> OBJECTIVE:
Give the data as a Markdown table with the columns No. and Text. Start at the beginning and end with the line containing "Text: 36-: 36- [114,266,144,284]", including that line. Number each row and leave out blank lines.

** START OF DATASET CONTENT **

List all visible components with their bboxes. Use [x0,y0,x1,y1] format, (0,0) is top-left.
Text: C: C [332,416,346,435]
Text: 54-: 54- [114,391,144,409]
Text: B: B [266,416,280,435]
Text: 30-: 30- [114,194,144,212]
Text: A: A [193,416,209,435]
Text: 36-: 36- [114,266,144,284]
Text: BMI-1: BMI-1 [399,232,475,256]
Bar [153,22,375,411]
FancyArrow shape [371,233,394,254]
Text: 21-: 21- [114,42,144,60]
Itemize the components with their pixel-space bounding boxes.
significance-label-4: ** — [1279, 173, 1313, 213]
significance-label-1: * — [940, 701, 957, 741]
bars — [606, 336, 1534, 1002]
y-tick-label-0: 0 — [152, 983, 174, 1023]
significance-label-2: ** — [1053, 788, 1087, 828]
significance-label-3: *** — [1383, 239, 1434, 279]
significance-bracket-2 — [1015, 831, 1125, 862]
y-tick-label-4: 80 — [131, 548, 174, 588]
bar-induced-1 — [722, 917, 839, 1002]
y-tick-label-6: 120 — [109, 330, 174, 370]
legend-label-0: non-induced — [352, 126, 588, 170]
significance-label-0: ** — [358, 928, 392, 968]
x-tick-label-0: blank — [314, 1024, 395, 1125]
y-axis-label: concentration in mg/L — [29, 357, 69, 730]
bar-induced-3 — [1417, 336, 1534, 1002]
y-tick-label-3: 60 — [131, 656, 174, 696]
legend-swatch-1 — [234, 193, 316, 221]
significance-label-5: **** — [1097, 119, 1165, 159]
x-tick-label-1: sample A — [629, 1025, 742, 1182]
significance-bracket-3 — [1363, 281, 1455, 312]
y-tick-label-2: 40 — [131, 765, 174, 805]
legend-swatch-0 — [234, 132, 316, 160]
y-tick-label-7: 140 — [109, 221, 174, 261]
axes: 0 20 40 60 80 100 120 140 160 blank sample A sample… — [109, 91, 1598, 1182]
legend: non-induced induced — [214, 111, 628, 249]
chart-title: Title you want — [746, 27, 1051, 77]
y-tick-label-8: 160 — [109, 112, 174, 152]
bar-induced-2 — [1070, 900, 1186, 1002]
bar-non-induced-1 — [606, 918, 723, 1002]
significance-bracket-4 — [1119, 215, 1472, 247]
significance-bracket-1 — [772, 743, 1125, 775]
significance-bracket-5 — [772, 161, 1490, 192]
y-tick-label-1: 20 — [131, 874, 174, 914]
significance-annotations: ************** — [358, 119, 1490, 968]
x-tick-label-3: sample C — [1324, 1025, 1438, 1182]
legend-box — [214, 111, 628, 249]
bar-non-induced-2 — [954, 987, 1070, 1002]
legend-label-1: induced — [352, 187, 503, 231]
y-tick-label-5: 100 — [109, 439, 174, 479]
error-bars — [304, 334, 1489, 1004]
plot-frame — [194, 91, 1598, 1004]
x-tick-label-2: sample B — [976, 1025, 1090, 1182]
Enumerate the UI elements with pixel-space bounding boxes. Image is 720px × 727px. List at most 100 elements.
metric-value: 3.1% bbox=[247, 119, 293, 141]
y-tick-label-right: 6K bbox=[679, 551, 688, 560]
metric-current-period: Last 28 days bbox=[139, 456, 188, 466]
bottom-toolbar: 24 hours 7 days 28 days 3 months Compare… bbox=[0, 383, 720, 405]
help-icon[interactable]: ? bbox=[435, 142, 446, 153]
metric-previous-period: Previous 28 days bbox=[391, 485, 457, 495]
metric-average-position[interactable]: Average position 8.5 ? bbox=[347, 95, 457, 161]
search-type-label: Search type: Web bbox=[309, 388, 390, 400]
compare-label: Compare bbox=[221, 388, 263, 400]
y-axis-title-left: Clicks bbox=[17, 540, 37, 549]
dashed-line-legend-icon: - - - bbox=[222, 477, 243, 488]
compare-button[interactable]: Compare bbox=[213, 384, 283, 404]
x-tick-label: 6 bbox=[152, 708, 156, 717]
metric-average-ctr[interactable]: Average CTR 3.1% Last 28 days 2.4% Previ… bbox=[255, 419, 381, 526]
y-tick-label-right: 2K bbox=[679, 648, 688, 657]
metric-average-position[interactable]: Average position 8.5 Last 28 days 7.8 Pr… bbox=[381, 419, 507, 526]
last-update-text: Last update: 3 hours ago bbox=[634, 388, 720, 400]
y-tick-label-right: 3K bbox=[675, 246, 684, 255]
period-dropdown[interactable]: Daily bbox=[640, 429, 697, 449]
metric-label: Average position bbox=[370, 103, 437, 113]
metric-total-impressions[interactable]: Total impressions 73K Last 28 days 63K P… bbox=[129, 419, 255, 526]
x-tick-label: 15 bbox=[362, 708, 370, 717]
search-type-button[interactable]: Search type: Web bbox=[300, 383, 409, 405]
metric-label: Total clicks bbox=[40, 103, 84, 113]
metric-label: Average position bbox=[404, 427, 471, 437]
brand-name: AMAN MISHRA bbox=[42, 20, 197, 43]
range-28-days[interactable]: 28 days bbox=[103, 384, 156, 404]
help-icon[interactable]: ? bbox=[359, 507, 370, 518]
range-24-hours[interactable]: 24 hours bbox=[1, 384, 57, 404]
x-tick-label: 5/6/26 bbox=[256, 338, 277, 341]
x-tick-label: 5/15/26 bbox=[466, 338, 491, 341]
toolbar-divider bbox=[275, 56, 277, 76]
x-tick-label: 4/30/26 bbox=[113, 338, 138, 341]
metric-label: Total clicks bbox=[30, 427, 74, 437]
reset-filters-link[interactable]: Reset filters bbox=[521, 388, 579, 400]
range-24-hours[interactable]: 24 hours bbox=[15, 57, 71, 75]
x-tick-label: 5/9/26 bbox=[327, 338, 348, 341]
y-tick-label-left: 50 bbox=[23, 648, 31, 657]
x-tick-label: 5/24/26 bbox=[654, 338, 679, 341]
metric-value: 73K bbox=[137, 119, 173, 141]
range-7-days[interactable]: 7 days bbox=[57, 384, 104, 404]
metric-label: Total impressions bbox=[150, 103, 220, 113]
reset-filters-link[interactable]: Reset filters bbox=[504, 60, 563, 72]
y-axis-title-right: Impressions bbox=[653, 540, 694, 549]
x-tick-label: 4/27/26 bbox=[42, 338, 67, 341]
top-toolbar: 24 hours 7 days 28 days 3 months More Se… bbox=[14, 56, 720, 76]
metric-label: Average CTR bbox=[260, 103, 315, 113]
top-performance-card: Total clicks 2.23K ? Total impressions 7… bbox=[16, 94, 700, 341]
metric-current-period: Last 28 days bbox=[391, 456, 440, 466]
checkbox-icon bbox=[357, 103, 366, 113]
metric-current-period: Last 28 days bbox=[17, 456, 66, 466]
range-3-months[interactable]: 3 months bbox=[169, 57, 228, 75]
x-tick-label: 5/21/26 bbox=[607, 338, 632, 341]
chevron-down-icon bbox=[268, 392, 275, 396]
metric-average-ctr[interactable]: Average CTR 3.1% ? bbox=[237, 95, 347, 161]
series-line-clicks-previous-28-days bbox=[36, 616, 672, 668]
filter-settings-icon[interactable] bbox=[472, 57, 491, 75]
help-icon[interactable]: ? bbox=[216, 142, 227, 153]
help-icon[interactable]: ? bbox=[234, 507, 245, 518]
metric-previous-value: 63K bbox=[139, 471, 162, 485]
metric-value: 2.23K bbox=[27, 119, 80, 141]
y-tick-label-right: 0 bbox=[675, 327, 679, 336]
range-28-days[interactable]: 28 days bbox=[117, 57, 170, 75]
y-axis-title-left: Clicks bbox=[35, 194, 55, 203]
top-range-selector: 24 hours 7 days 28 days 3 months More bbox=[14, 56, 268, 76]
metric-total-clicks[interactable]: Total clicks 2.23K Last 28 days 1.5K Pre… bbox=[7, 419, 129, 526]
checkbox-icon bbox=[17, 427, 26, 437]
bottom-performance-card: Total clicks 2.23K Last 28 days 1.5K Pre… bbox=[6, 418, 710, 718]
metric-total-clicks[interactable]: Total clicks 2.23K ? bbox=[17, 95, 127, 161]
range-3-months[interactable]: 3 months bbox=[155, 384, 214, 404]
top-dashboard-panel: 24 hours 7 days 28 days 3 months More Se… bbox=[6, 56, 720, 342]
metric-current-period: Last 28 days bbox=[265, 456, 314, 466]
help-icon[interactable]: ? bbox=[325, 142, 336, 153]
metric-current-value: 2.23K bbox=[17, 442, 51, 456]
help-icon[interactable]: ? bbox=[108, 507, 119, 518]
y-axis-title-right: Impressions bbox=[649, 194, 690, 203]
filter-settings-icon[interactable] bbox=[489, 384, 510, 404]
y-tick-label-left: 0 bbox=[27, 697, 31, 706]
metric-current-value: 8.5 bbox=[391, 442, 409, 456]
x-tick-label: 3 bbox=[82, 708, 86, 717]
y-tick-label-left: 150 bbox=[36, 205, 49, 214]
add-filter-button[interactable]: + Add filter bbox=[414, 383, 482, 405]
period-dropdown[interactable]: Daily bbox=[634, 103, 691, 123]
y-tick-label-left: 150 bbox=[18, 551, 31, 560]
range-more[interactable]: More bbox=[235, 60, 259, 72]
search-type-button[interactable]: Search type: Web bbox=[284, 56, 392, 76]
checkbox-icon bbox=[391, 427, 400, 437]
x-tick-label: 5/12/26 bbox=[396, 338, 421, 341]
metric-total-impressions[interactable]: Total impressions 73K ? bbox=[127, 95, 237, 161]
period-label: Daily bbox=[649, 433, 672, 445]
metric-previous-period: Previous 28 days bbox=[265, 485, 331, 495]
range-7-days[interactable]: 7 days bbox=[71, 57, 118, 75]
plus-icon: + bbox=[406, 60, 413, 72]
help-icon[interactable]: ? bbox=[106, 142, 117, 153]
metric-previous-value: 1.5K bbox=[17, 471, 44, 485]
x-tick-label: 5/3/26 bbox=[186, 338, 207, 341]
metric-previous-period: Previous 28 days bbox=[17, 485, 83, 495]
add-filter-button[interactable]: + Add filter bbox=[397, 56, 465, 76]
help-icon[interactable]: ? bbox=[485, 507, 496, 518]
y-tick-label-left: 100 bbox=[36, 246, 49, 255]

** END OF DATASET CONTENT **

> WRITTEN ANSWER:
| No. | Text |
|---|---|
| 1 | List all visible components with their bboxes. Use [x0,y0,x1,y1] format, (0,0) is top-left. |
| 2 | Text: C: C [332,416,346,435] |
| 3 | Text: 54-: 54- [114,391,144,409] |
| 4 | Text: B: B [266,416,280,435] |
| 5 | Text: 30-: 30- [114,194,144,212] |
| 6 | Text: A: A [193,416,209,435] |
| 7 | Text: 36-: 36- [114,266,144,284] |